## Problem requirements:
Below you will find a set of lines. Repeat them all exactly.

***** Task inputs *****

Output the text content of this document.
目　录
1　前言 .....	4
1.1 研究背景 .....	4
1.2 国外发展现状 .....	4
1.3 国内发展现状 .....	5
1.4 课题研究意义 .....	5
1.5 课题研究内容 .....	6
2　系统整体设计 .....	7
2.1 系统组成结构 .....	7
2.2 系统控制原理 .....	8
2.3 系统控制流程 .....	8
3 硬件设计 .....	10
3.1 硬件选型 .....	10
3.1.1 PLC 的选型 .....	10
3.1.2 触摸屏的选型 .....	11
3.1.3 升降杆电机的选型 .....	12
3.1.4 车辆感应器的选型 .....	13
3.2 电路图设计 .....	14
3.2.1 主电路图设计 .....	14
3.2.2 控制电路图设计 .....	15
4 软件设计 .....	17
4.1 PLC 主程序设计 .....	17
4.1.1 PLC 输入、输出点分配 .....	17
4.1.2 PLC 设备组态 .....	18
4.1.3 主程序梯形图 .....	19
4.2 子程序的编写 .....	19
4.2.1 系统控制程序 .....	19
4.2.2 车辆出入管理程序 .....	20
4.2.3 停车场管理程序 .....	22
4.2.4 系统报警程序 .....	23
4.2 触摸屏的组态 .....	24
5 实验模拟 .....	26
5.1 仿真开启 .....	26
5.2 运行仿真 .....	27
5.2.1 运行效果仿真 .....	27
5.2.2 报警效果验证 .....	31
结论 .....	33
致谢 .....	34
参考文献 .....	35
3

*****

## The response:
Output the text content of this document.
目　录
1　前言 .....	4
1.1 研究背景 .....	4
1.2 国外发展现状 .....	4
1.3 国内发展现状 .....	5
1.4 课题研究意义 .....	5
1.5 课题研究内容 .....	6
2　系统整体设计 .....	7
2.1 系统组成结构 .....	7
2.2 系统控制原理 .....	8
2.3 系统控制流程 .....	8
3 硬件设计 .....	10
3.1 硬件选型 .....	10
3.1.1 PLC 的选型 .....	10
3.1.2 触摸屏的选型 .....	11
3.1.3 升降杆电机的选型 .....	12
3.1.4 车辆感应器的选型 .....	13
3.2 电路图设计 .....	14
3.2.1 主电路图设计 .....	14
3.2.2 控制电路图设计 .....	15
4 软件设计 .....	17
4.1 PLC 主程序设计 .....	17
4.1.1 PLC 输入、输出点分配 .....	17
4.1.2 PLC 设备组态 .....	18
4.1.3 主程序梯形图 .....	19
4.2 子程序的编写 .....	19
4.2.1 系统控制程序 .....	19
4.2.2 车辆出入管理程序 .....	20
4.2.3 停车场管理程序 .....	22
4.2.4 系统报警程序 .....	23
4.2 触摸屏的组态 .....	24
5 实验模拟 .....	26
5.1 仿真开启 .....	26
5.2 运行仿真 .....	27
5.2.1 运行效果仿真 .....	27
5.2.2 报警效果验证 .....	31
结论 .....	33
致谢 .....	34
参考文献 .....	35
3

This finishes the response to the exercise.